> Description of the task: Render every line of the listing below as a Markdown table with the columns "No." and "Line", numbering the rows and skipping blank lines. Leave out the picture placeholders.

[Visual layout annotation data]
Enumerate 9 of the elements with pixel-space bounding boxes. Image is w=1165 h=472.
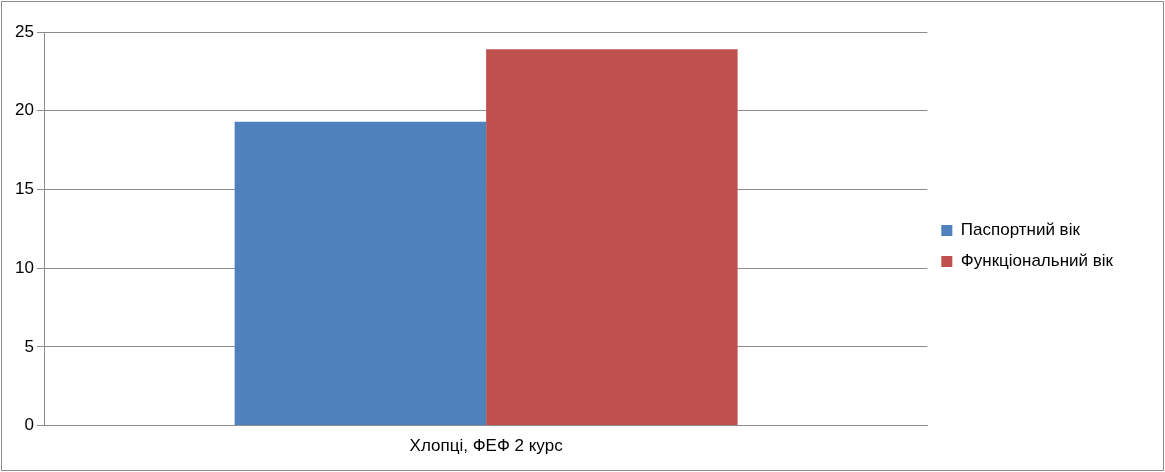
legend-label: Функціональний вік: [960, 251, 1114, 271]
x-tick-label: Хлопці, ФЕФ 2 курс: [409, 436, 564, 456]
y-tick-label: 20: [14, 100, 34, 120]
legend-label: Паспортний вік: [960, 220, 1081, 240]
y-tick-label: 25: [14, 21, 34, 41]
y-tick-label: 10: [14, 257, 34, 277]
y-tick-label: 5: [24, 336, 34, 356]
y-tick-label: 0: [24, 415, 34, 435]
y-tick-label: 15: [14, 179, 34, 199]
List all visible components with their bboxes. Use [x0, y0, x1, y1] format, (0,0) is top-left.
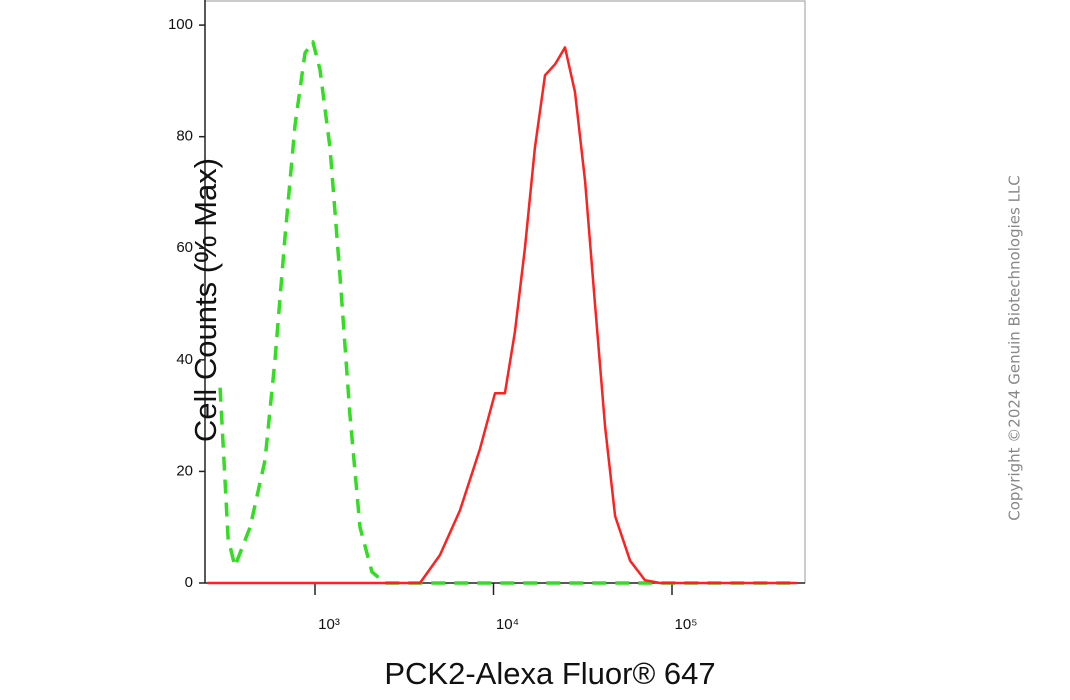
y-axis-title: Cell Counts (% Max): [188, 158, 223, 442]
y-tick-label: 40: [176, 351, 193, 368]
y-tick-label: 0: [185, 574, 193, 591]
histogram-line: [207, 46, 797, 585]
y-tick-label: 100: [168, 16, 193, 33]
histogram-line: [218, 40, 797, 585]
copyright: Copyright ©2024 Genuin Biotechnologies L…: [1006, 175, 1024, 521]
x-axis-title: PCK2-Alexa Fluor® 647: [384, 656, 715, 691]
y-tick-label: 80: [176, 128, 193, 145]
y-tick-label: 20: [176, 462, 193, 479]
x-tick-label: 10⁴: [496, 616, 519, 633]
plot-frame: [204, 0, 806, 584]
x-tick-label: 10⁵: [675, 616, 698, 633]
y-tick-label: 60: [176, 239, 193, 256]
x-tick-label: 10³: [318, 616, 340, 633]
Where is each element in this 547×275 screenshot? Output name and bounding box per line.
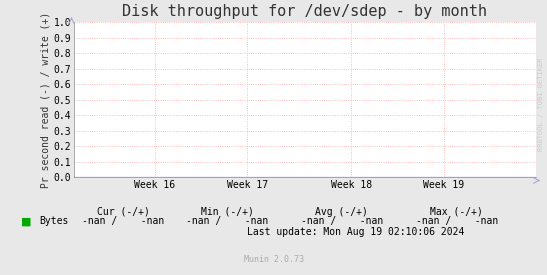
Text: ■: ■ bbox=[21, 216, 31, 226]
Text: -nan /    -nan: -nan / -nan bbox=[416, 216, 498, 226]
Title: Disk throughput for /dev/sdep - by month: Disk throughput for /dev/sdep - by month bbox=[123, 4, 487, 20]
Text: Munin 2.0.73: Munin 2.0.73 bbox=[243, 255, 304, 264]
Text: Bytes: Bytes bbox=[39, 216, 69, 226]
Text: -nan /    -nan: -nan / -nan bbox=[186, 216, 268, 226]
Text: Cur (-/+): Cur (-/+) bbox=[97, 207, 149, 217]
Text: RRDTOOL / TOBI OETIKER: RRDTOOL / TOBI OETIKER bbox=[538, 58, 544, 151]
Y-axis label: Pr second read (-) / write (+): Pr second read (-) / write (+) bbox=[40, 12, 51, 188]
Text: -nan /    -nan: -nan / -nan bbox=[301, 216, 383, 226]
Text: -nan /    -nan: -nan / -nan bbox=[82, 216, 164, 226]
Text: Avg (-/+): Avg (-/+) bbox=[316, 207, 368, 217]
Text: Last update: Mon Aug 19 02:10:06 2024: Last update: Mon Aug 19 02:10:06 2024 bbox=[247, 227, 464, 237]
Text: Min (-/+): Min (-/+) bbox=[201, 207, 253, 217]
Text: Max (-/+): Max (-/+) bbox=[430, 207, 483, 217]
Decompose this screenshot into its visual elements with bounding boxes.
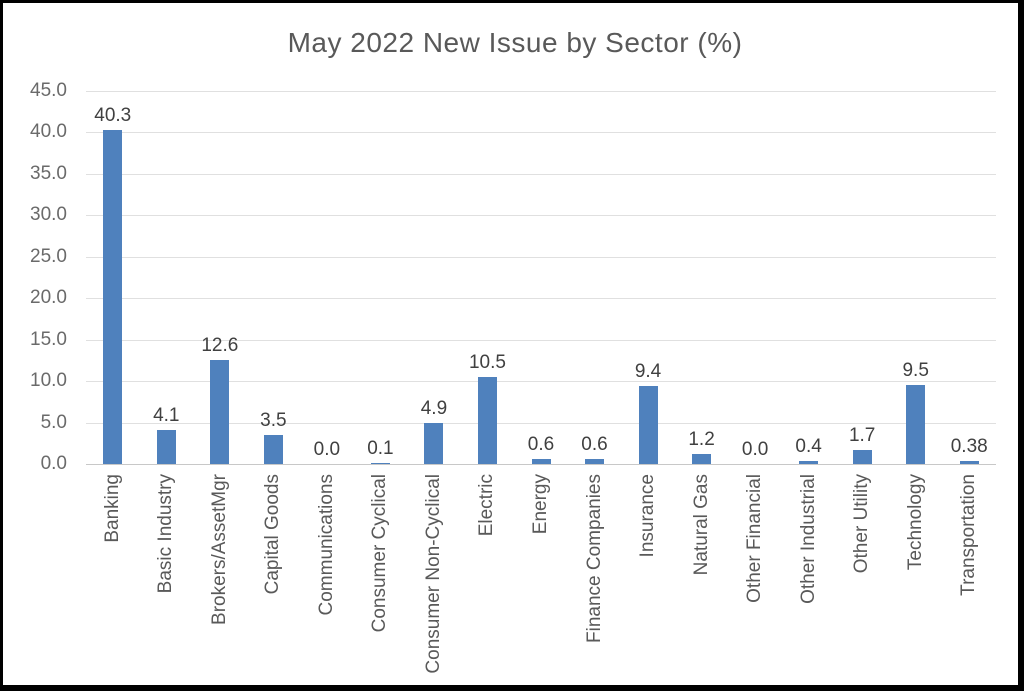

> Expected answer:
| No. | Line |
|---|---|
| 1 | Enumerate 9 of the elements with pixel-space bounding boxes. Image is w=1165 h=472. |
| 2 | legend-label: Функціональний вік: [960, 251, 1114, 271] |
| 3 | x-tick-label: Хлопці, ФЕФ 2 курс: [409, 436, 564, 456] |
| 4 | y-tick-label: 20: [14, 100, 34, 120] |
| 5 | legend-label: Паспортний вік: [960, 220, 1081, 240] |
| 6 | y-tick-label: 25: [14, 21, 34, 41] |
| 7 | y-tick-label: 10: [14, 257, 34, 277] |
| 8 | y-tick-label: 5: [24, 336, 34, 356] |
| 9 | y-tick-label: 0: [24, 415, 34, 435] |
| 10 | y-tick-label: 15: [14, 179, 34, 199] |
| 11 | List all visible components with their bboxes. Use [x0, y0, x1, y1] format, (0,0) is top-left. |
| 12 | y-axis-title: Cell Counts (% Max): [188, 158, 223, 442] |
| 13 | y-tick-label: 40: [176, 351, 193, 368] |
| 14 | y-tick-label: 0: [185, 574, 193, 591] |
| 15 | histogram-line: [207, 46, 797, 585] |
| 16 | y-tick-label: 100: [168, 16, 193, 33] |
| 17 | histogram-line: [218, 40, 797, 585] |
| 18 | copyright: Copyright ©2024 Genuin Biotechnologies L…: [1006, 175, 1024, 521] |
| 19 | x-axis-title: PCK2-Alexa Fluor® 647: [384, 656, 715, 691] |
| 20 | y-tick-label: 80: [176, 128, 193, 145] |
| 21 | y-tick-label: 20: [176, 462, 193, 479] |
| 22 | x-tick-label: 10⁴: [496, 616, 519, 633] |
| 23 | plot-frame: [204, 0, 806, 584] |
| 24 | x-tick-label: 10⁵: [675, 616, 698, 633] |
| 25 | y-tick-label: 60: [176, 239, 193, 256] |
| 26 | x-tick-label: 10³: [318, 616, 340, 633] |
| 27 | Where is each element in this 547×275 screenshot? Output name and bounding box per line. |
| 28 | Text: ■: ■ bbox=[21, 216, 31, 226] |
| 29 | Text: -nan /    -nan: -nan / -nan bbox=[416, 216, 498, 226] |
| 30 | Title: Disk throughput for /dev/sdep - by month: Disk throughput for /dev/sdep - by month bbox=[123, 4, 487, 20] |
| 31 | Text: Munin 2.0.73: Munin 2.0.73 bbox=[243, 255, 304, 264] |
| 32 | Text: Bytes: Bytes bbox=[39, 216, 69, 226] |
| 33 | Text: -nan /    -nan: -nan / -nan bbox=[186, 216, 268, 226] |
| 34 | Text: Cur (-/+): Cur (-/+) bbox=[97, 207, 149, 217] |
| 35 | Text: RRDTOOL / TOBI OETIKER: RRDTOOL / TOBI OETIKER bbox=[538, 58, 544, 151] |
| 36 | Y-axis label: Pr second read (-) / write (+): Pr second read (-) / write (+) bbox=[40, 12, 51, 188] |
| 37 | Text: -nan /    -nan: -nan / -nan bbox=[301, 216, 383, 226] |
| 38 | Text: -nan /    -nan: -nan / -nan bbox=[82, 216, 164, 226] |
| 39 | Text: Avg (-/+): Avg (-/+) bbox=[316, 207, 368, 217] |
| 40 | Text: Last update: Mon Aug 19 02:10:06 2024: Last update: Mon Aug 19 02:10:06 2024 bbox=[247, 227, 464, 237] |
| 41 | Text: Min (-/+): Min (-/+) bbox=[201, 207, 253, 217] |
| 42 | Text: Max (-/+): Max (-/+) bbox=[430, 207, 483, 217] |
| 43 | Decompose this screenshot into its visual elements with bounding boxes. |